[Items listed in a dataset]

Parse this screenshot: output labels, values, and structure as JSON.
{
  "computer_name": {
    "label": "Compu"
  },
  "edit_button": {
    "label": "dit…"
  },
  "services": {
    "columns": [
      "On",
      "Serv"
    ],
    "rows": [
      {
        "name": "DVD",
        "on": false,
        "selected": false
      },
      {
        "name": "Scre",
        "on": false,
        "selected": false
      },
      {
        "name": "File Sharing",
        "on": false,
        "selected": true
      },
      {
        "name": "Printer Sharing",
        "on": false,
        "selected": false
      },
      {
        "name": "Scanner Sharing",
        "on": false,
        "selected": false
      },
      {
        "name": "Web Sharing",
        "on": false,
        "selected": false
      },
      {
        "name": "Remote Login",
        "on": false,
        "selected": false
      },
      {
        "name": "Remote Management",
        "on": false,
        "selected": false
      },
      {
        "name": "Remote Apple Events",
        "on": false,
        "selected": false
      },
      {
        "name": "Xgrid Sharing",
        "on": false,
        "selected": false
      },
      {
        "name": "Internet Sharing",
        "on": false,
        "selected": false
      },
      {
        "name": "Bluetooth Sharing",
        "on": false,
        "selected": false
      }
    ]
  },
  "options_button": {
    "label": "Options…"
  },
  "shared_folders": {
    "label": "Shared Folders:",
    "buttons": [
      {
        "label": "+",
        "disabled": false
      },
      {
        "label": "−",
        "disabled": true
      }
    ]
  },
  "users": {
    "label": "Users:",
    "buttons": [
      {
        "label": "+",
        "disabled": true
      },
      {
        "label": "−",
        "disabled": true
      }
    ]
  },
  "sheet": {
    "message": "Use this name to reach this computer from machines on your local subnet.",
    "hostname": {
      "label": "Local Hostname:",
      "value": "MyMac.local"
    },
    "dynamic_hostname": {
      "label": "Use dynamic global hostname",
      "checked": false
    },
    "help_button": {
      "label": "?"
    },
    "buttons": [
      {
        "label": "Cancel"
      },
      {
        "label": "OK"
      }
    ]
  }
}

● **REQUIREMENTS**: The listing above should be transcribed in full, exactly as written.

● **THE SOLUTION**:
Parse this screenshot: output labels, values, and structure as JSON.
{
  "computer_name": {
    "label": "Compu"
  },
  "edit_button": {
    "label": "dit…"
  },
  "services": {
    "columns": [
      "On",
      "Serv"
    ],
    "rows": [
      {
        "name": "DVD",
        "on": false,
        "selected": false
      },
      {
        "name": "Scre",
        "on": false,
        "selected": false
      },
      {
        "name": "File Sharing",
        "on": false,
        "selected": true
      },
      {
        "name": "Printer Sharing",
        "on": false,
        "selected": false
      },
      {
        "name": "Scanner Sharing",
        "on": false,
        "selected": false
      },
      {
        "name": "Web Sharing",
        "on": false,
        "selected": false
      },
      {
        "name": "Remote Login",
        "on": false,
        "selected": false
      },
      {
        "name": "Remote Management",
        "on": false,
        "selected": false
      },
      {
        "name": "Remote Apple Events",
        "on": false,
        "selected": false
      },
      {
        "name": "Xgrid Sharing",
        "on": false,
        "selected": false
      },
      {
        "name": "Internet Sharing",
        "on": false,
        "selected": false
      },
      {
        "name": "Bluetooth Sharing",
        "on": false,
        "selected": false
      }
    ]
  },
  "options_button": {
    "label": "Options…"
  },
  "shared_folders": {
    "label": "Shared Folders:",
    "buttons": [
      {
        "label": "+",
        "disabled": false
      },
      {
        "label": "−",
        "disabled": true
      }
    ]
  },
  "users": {
    "label": "Users:",
    "buttons": [
      {
        "label": "+",
        "disabled": true
      },
      {
        "label": "−",
        "disabled": true
      }
    ]
  },
  "sheet": {
    "message": "Use this name to reach this computer from machines on your local subnet.",
    "hostname": {
      "label": "Local Hostname:",
      "value": "MyMac.local"
    },
    "dynamic_hostname": {
      "label": "Use dynamic global hostname",
      "checked": false
    },
    "help_button": {
      "label": "?"
    },
    "buttons": [
      {
        "label": "Cancel"
      },
      {
        "label": "OK"
      }
    ]
  }
}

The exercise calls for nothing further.